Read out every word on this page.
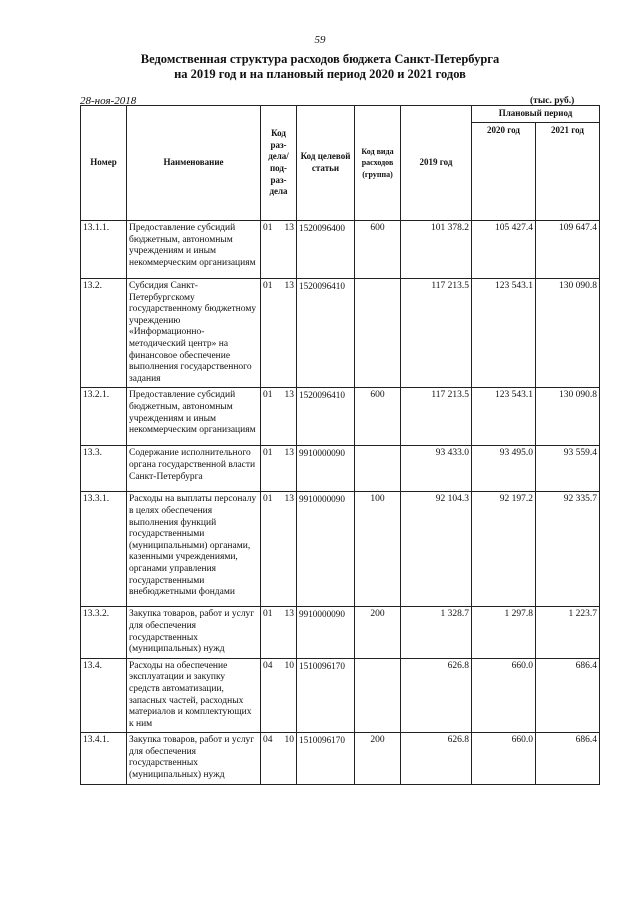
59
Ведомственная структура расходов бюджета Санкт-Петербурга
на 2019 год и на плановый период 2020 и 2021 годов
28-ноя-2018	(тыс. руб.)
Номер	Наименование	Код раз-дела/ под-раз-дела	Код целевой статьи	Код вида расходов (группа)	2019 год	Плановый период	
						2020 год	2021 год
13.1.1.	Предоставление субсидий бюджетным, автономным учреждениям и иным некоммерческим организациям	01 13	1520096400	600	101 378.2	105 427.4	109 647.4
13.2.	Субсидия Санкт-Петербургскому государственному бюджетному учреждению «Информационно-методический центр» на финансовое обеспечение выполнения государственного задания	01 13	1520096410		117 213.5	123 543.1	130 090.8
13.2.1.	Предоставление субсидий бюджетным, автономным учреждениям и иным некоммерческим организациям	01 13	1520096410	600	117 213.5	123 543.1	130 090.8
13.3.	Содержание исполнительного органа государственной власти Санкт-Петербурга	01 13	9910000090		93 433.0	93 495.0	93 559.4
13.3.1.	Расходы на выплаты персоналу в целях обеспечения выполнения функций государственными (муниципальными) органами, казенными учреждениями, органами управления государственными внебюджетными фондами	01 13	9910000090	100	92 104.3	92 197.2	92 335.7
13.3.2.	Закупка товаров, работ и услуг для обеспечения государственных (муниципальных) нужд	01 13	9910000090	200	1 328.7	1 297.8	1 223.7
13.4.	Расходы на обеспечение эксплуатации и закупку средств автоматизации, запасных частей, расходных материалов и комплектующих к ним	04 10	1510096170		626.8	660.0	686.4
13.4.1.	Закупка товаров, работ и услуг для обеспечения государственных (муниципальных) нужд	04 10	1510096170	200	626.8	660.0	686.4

- - - - - - -

EXERCISE REQUIREMENTS:
Search the data for the word "Петербурга" and copy each line where it appears.

RESPONSE FOR THIS EXERCISE:
Ведомственная структура расходов бюджета Санкт-Петербурга
13.3.	Содержание исполнительного органа государственной власти Санкт-Петербурга	01 13	9910000090		93 433.0	93 495.0	93 559.4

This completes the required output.